# [WHAT YOU ARE ASKED TO DO]
All entries below need to be written out exactly, but without their pictures.
— start of MATERIAL FOR THE TASK —
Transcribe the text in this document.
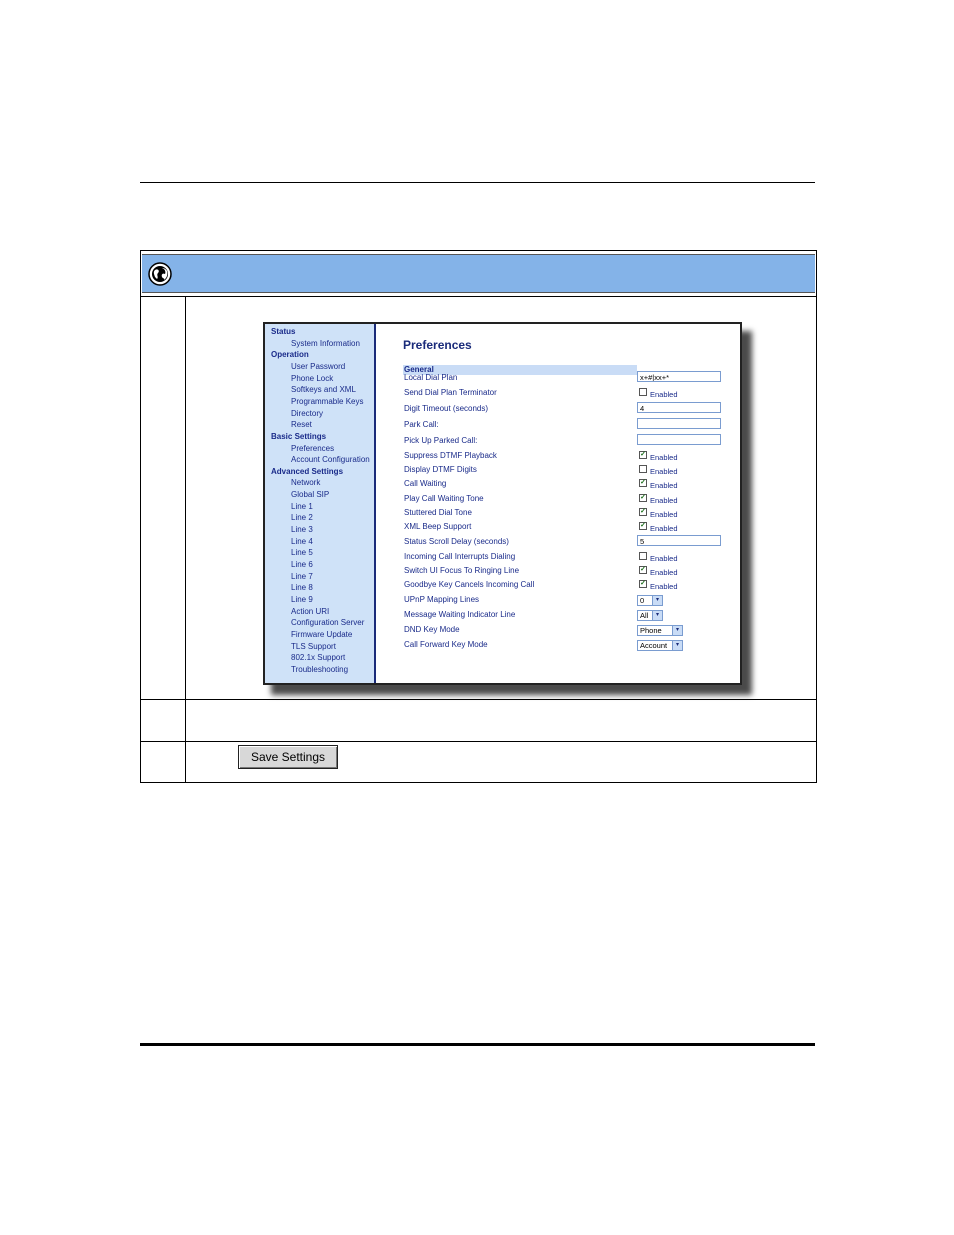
Status
System Information
Operation
User Password
Phone Lock
Softkeys and XML
Programmable Keys
Directory
Reset
Basic Settings
Preferences
Account Configuration
Advanced Settings
Network
Global SIP
Line 1
Line 2
Line 3
Line 4
Line 5
Line 6
Line 7
Line 8
Line 9
Action URI
Configuration Server
Firmware Update
TLS Support
802.1x Support
Troubleshooting
Preferences
General
Local Dial Plan	x+#|xx+*
Send Dial Plan Terminator	Enabled
Digit Timeout (seconds)	4
Park Call:
Pick Up Parked Call:
Suppress DTMF Playback	✓ Enabled
Display DTMF Digits	Enabled
Call Waiting	✓ Enabled
Play Call Waiting Tone	✓ Enabled
Stuttered Dial Tone	✓ Enabled
XML Beep Support	✓ Enabled
Status Scroll Delay (seconds)	5
Incoming Call Interrupts Dialing	Enabled
Switch UI Focus To Ringing Line	✓ Enabled
Goodbye Key Cancels Incoming Call	✓ Enabled
UPnP Mapping Lines	0	▾
Message Waiting Indicator Line	All	▾
DND Key Mode	Phone	▾
Call Forward Key Mode	Account	▾
Save Settings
— end of MATERIAL FOR THE TASK —
# [CORRECT RESPONSE]
Transcribe the text in this document.
Status
System Information
Operation
User Password
Phone Lock
Softkeys and XML
Programmable Keys
Directory
Reset
Basic Settings
Preferences
Account Configuration
Advanced Settings
Network
Global SIP
Line 1
Line 2
Line 3
Line 4
Line 5
Line 6
Line 7
Line 8
Line 9
Action URI
Configuration Server
Firmware Update
TLS Support
802.1x Support
Troubleshooting
Preferences
General
Local Dial Plan	x+#|xx+*
Send Dial Plan Terminator	Enabled
Digit Timeout (seconds)	4
Park Call:
Pick Up Parked Call:
Suppress DTMF Playback	✓ Enabled
Display DTMF Digits	Enabled
Call Waiting	✓ Enabled
Play Call Waiting Tone	✓ Enabled
Stuttered Dial Tone	✓ Enabled
XML Beep Support	✓ Enabled
Status Scroll Delay (seconds)	5
Incoming Call Interrupts Dialing	Enabled
Switch UI Focus To Ringing Line	✓ Enabled
Goodbye Key Cancels Incoming Call	✓ Enabled
UPnP Mapping Lines	0	▾
Message Waiting Indicator Line	All	▾
DND Key Mode	Phone	▾
Call Forward Key Mode	Account	▾
Save Settings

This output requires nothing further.